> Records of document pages
☆ ☆ ☆ ☆

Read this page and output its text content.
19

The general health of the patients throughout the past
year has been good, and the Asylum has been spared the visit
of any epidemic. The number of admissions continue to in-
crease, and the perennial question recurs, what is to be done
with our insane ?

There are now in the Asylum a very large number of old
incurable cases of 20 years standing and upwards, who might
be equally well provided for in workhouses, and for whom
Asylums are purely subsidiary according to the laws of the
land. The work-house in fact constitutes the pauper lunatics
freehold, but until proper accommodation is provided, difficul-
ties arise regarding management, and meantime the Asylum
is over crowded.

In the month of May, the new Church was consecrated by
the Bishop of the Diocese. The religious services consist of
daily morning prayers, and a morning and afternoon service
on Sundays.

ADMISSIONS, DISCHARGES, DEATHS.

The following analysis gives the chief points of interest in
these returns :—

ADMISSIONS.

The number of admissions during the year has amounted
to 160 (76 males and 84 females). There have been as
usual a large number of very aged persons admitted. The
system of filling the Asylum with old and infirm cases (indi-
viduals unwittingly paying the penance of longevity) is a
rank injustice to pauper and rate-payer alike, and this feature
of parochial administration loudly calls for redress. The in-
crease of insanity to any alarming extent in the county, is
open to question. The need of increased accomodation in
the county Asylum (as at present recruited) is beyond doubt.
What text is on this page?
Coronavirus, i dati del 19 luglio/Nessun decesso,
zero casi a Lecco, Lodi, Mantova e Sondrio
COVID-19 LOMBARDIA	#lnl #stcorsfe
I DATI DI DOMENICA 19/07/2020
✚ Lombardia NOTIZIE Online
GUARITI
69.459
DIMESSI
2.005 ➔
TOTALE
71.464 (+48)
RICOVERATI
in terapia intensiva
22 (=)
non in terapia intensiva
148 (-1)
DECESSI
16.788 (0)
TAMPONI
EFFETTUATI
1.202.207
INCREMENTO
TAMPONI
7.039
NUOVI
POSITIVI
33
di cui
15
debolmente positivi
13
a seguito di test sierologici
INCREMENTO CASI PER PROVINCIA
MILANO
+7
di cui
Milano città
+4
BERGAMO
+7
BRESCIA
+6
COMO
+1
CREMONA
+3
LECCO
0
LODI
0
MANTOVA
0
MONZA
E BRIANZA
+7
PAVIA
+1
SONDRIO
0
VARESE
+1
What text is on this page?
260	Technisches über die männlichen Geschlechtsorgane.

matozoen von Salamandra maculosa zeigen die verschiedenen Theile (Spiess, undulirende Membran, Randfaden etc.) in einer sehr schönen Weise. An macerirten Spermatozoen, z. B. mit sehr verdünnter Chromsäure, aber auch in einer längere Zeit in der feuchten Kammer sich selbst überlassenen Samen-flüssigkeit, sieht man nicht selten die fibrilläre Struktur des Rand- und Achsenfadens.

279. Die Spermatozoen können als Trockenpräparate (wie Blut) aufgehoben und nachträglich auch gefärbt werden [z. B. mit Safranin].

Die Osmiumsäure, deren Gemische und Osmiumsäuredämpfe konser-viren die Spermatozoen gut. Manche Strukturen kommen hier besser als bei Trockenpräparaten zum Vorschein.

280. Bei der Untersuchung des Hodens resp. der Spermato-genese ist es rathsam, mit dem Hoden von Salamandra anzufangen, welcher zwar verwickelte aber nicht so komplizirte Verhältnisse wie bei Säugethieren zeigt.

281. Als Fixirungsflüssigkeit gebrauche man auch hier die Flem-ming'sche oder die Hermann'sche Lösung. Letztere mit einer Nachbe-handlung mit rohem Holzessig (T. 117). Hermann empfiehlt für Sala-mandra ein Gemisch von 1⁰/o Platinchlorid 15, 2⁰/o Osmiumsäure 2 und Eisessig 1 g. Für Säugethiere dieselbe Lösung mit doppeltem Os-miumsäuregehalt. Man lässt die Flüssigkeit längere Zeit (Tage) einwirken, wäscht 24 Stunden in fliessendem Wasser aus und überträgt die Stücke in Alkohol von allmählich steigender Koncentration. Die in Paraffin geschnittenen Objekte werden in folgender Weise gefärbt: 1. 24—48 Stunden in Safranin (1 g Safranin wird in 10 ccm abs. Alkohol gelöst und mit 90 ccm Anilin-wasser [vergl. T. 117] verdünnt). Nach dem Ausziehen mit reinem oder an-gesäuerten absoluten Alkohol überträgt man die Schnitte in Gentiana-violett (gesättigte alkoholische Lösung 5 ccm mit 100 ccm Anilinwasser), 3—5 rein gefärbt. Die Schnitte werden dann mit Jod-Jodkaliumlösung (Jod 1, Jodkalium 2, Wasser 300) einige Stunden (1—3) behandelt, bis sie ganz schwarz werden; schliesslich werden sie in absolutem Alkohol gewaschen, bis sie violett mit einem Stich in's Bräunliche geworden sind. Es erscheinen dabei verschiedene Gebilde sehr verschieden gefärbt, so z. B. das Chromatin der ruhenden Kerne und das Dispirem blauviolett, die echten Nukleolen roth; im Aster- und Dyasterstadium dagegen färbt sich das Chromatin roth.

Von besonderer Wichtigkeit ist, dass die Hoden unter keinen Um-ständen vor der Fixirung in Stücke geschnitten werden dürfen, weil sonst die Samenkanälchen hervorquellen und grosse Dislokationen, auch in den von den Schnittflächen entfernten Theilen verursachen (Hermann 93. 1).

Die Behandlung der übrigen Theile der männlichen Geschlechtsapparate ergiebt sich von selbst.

☆ ☆ ☆ ☆

> Prompt
All of the records need to be transcribed exactly.

> Written solution
Read this page and output its text content.
19

The general health of the patients throughout the past
year has been good, and the Asylum has been spared the visit
of any epidemic. The number of admissions continue to in-
crease, and the perennial question recurs, what is to be done
with our insane ?

There are now in the Asylum a very large number of old
incurable cases of 20 years standing and upwards, who might
be equally well provided for in workhouses, and for whom
Asylums are purely subsidiary according to the laws of the
land. The work-house in fact constitutes the pauper lunatics
freehold, but until proper accommodation is provided, difficul-
ties arise regarding management, and meantime the Asylum
is over crowded.

In the month of May, the new Church was consecrated by
the Bishop of the Diocese. The religious services consist of
daily morning prayers, and a morning and afternoon service
on Sundays.

ADMISSIONS, DISCHARGES, DEATHS.

The following analysis gives the chief points of interest in
these returns :—

ADMISSIONS.

The number of admissions during the year has amounted
to 160 (76 males and 84 females). There have been as
usual a large number of very aged persons admitted. The
system of filling the Asylum with old and infirm cases (indi-
viduals unwittingly paying the penance of longevity) is a
rank injustice to pauper and rate-payer alike, and this feature
of parochial administration loudly calls for redress. The in-
crease of insanity to any alarming extent in the county, is
open to question. The need of increased accomodation in
the county Asylum (as at present recruited) is beyond doubt.
What text is on this page?
Coronavirus, i dati del 19 luglio/Nessun decesso,
zero casi a Lecco, Lodi, Mantova e Sondrio
COVID-19 LOMBARDIA	#lnl #stcorsfe
I DATI DI DOMENICA 19/07/2020
✚ Lombardia NOTIZIE Online
GUARITI
69.459
DIMESSI
2.005 ➔
TOTALE
71.464 (+48)
RICOVERATI
in terapia intensiva
22 (=)
non in terapia intensiva
148 (-1)
DECESSI
16.788 (0)
TAMPONI
EFFETTUATI
1.202.207
INCREMENTO
TAMPONI
7.039
NUOVI
POSITIVI
33
di cui
15
debolmente positivi
13
a seguito di test sierologici
INCREMENTO CASI PER PROVINCIA
MILANO
+7
di cui
Milano città
+4
BERGAMO
+7
BRESCIA
+6
COMO
+1
CREMONA
+3
LECCO
0
LODI
0
MANTOVA
0
MONZA
E BRIANZA
+7
PAVIA
+1
SONDRIO
0
VARESE
+1
What text is on this page?
260	Technisches über die männlichen Geschlechtsorgane.

matozoen von Salamandra maculosa zeigen die verschiedenen Theile (Spiess, undulirende Membran, Randfaden etc.) in einer sehr schönen Weise. An macerirten Spermatozoen, z. B. mit sehr verdünnter Chromsäure, aber auch in einer längere Zeit in der feuchten Kammer sich selbst überlassenen Samen-flüssigkeit, sieht man nicht selten die fibrilläre Struktur des Rand- und Achsenfadens.

279. Die Spermatozoen können als Trockenpräparate (wie Blut) aufgehoben und nachträglich auch gefärbt werden [z. B. mit Safranin].

Die Osmiumsäure, deren Gemische und Osmiumsäuredämpfe konser-viren die Spermatozoen gut. Manche Strukturen kommen hier besser als bei Trockenpräparaten zum Vorschein.

280. Bei der Untersuchung des Hodens resp. der Spermato-genese ist es rathsam, mit dem Hoden von Salamandra anzufangen, welcher zwar verwickelte aber nicht so komplizirte Verhältnisse wie bei Säugethieren zeigt.

281. Als Fixirungsflüssigkeit gebrauche man auch hier die Flem-ming'sche oder die Hermann'sche Lösung. Letztere mit einer Nachbe-handlung mit rohem Holzessig (T. 117). Hermann empfiehlt für Sala-mandra ein Gemisch von 1⁰/o Platinchlorid 15, 2⁰/o Osmiumsäure 2 und Eisessig 1 g. Für Säugethiere dieselbe Lösung mit doppeltem Os-miumsäuregehalt. Man lässt die Flüssigkeit längere Zeit (Tage) einwirken, wäscht 24 Stunden in fliessendem Wasser aus und überträgt die Stücke in Alkohol von allmählich steigender Koncentration. Die in Paraffin geschnittenen Objekte werden in folgender Weise gefärbt: 1. 24—48 Stunden in Safranin (1 g Safranin wird in 10 ccm abs. Alkohol gelöst und mit 90 ccm Anilin-wasser [vergl. T. 117] verdünnt). Nach dem Ausziehen mit reinem oder an-gesäuerten absoluten Alkohol überträgt man die Schnitte in Gentiana-violett (gesättigte alkoholische Lösung 5 ccm mit 100 ccm Anilinwasser), 3—5 rein gefärbt. Die Schnitte werden dann mit Jod-Jodkaliumlösung (Jod 1, Jodkalium 2, Wasser 300) einige Stunden (1—3) behandelt, bis sie ganz schwarz werden; schliesslich werden sie in absolutem Alkohol gewaschen, bis sie violett mit einem Stich in's Bräunliche geworden sind. Es erscheinen dabei verschiedene Gebilde sehr verschieden gefärbt, so z. B. das Chromatin der ruhenden Kerne und das Dispirem blauviolett, die echten Nukleolen roth; im Aster- und Dyasterstadium dagegen färbt sich das Chromatin roth.

Von besonderer Wichtigkeit ist, dass die Hoden unter keinen Um-ständen vor der Fixirung in Stücke geschnitten werden dürfen, weil sonst die Samenkanälchen hervorquellen und grosse Dislokationen, auch in den von den Schnittflächen entfernten Theilen verursachen (Hermann 93. 1).

Die Behandlung der übrigen Theile der männlichen Geschlechtsapparate ergiebt sich von selbst.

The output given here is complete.